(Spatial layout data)
········

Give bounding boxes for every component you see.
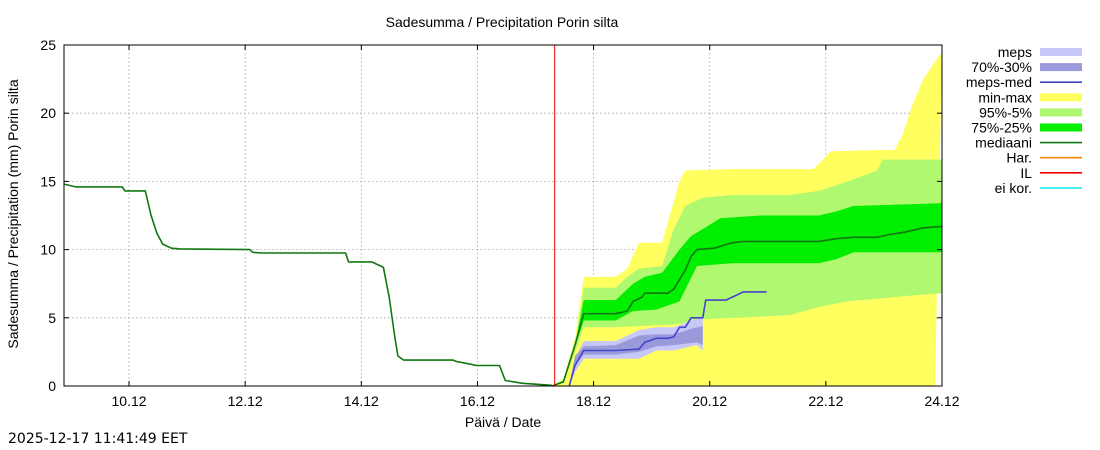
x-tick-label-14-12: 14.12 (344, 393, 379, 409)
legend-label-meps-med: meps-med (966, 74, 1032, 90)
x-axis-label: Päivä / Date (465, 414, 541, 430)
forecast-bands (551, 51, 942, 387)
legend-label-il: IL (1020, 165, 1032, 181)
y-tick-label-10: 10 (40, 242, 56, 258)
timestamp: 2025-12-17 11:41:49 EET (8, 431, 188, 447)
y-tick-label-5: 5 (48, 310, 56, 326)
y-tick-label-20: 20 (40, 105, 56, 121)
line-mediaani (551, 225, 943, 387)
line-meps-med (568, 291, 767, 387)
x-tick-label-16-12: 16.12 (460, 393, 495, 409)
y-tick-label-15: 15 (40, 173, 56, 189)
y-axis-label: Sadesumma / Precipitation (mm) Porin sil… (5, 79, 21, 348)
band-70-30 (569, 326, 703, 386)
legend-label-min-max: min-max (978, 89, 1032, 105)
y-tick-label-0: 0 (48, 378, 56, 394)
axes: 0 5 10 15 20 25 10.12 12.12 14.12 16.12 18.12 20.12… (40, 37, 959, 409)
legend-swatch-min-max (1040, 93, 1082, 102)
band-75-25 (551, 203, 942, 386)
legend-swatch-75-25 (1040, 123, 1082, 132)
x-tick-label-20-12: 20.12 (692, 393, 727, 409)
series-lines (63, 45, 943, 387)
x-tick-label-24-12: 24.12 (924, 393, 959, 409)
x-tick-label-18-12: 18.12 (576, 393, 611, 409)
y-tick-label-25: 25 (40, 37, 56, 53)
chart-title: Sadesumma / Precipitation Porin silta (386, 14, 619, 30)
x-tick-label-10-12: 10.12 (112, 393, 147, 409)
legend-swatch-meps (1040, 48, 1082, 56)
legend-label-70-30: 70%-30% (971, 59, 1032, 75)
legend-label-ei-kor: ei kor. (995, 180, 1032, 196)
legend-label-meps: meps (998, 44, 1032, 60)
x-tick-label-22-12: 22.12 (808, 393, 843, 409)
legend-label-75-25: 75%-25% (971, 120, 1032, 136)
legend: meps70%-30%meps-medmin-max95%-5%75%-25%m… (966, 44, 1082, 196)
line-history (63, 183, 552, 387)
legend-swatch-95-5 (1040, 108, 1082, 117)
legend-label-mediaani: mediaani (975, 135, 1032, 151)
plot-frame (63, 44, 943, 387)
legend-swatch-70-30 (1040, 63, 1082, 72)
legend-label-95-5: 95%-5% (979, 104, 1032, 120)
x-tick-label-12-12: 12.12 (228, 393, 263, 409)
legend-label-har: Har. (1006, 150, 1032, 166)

········

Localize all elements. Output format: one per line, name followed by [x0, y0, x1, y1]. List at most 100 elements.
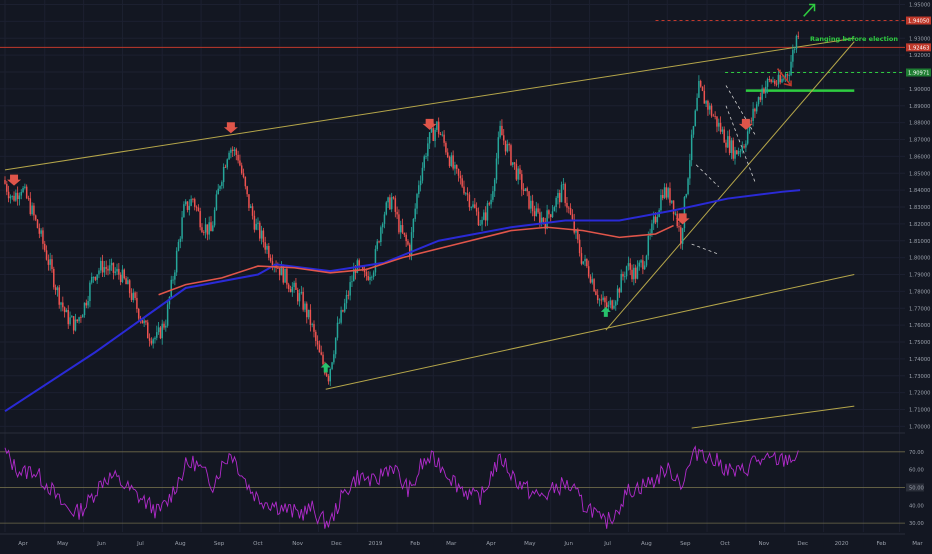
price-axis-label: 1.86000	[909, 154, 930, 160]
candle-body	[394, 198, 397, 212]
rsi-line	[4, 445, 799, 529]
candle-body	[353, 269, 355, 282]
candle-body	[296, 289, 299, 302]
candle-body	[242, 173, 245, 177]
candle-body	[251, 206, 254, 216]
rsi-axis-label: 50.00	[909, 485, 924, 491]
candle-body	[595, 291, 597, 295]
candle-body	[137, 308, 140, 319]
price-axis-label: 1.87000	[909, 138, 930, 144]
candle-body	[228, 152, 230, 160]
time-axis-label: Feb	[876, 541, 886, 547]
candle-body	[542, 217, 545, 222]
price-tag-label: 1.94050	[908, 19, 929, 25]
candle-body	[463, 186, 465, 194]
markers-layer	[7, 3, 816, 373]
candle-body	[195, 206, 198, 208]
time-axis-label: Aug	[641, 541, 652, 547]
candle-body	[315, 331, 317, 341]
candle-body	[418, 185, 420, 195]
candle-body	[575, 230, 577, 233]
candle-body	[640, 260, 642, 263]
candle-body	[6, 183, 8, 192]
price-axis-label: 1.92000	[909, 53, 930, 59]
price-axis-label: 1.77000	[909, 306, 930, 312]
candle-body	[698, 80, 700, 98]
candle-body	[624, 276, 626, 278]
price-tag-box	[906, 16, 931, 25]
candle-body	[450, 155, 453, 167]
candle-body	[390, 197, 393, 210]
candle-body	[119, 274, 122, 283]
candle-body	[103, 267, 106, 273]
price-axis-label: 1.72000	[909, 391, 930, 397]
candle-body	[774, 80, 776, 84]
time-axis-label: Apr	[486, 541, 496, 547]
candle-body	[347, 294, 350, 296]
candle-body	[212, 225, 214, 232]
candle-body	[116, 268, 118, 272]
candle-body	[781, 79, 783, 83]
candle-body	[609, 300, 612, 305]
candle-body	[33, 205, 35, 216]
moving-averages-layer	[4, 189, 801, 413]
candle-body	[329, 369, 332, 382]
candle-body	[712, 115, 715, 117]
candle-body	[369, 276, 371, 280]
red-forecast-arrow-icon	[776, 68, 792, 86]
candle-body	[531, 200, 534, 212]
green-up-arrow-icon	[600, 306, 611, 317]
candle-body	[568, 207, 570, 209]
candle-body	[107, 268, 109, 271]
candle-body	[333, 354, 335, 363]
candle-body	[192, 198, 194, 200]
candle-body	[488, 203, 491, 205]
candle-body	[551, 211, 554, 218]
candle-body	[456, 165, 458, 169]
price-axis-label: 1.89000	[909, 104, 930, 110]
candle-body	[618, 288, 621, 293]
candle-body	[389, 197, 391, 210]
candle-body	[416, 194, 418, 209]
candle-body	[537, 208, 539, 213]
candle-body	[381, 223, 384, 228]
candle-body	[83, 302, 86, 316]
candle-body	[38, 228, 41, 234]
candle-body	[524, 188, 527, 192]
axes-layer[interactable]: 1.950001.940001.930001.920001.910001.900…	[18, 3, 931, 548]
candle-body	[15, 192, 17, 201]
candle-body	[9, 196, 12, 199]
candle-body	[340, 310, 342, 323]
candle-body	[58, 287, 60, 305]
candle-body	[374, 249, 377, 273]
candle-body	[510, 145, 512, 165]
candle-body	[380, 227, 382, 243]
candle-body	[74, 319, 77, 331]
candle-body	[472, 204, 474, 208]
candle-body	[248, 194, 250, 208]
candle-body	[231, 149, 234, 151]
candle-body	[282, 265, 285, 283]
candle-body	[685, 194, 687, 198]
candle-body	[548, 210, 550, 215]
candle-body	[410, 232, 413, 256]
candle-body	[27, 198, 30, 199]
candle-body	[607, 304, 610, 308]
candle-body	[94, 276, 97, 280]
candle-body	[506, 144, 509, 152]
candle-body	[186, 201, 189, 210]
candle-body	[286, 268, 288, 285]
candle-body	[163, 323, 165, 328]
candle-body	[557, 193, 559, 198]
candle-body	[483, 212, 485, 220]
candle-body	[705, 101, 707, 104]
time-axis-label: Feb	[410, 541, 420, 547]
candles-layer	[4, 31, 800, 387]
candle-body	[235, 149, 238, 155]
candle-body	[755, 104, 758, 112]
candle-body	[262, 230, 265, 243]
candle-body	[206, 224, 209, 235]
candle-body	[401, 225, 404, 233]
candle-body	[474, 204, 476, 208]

········

**What to work on**. Rewrite the data from the line with "154, 930, 160]" to the line with "3, 816, 373]", substituting "candle-rect" for every "candle-body" and leaving everything else unchanged.

**Correct answer**.
price-axis-label: 1.86000	[909, 154, 930, 160]
candle-rect	[394, 198, 397, 212]
rsi-line	[4, 445, 799, 529]
candle-rect	[353, 269, 355, 282]
candle-rect	[296, 289, 299, 302]
candle-rect	[242, 173, 245, 177]
candle-rect	[251, 206, 254, 216]
rsi-axis-label: 50.00	[909, 485, 924, 491]
candle-rect	[595, 291, 597, 295]
candle-rect	[137, 308, 140, 319]
price-axis-label: 1.87000	[909, 138, 930, 144]
candle-rect	[228, 152, 230, 160]
time-axis-label: Feb	[876, 541, 886, 547]
candle-rect	[542, 217, 545, 222]
price-tag-label: 1.94050	[908, 19, 929, 25]
candle-rect	[463, 186, 465, 194]
markers-layer	[7, 3, 816, 373]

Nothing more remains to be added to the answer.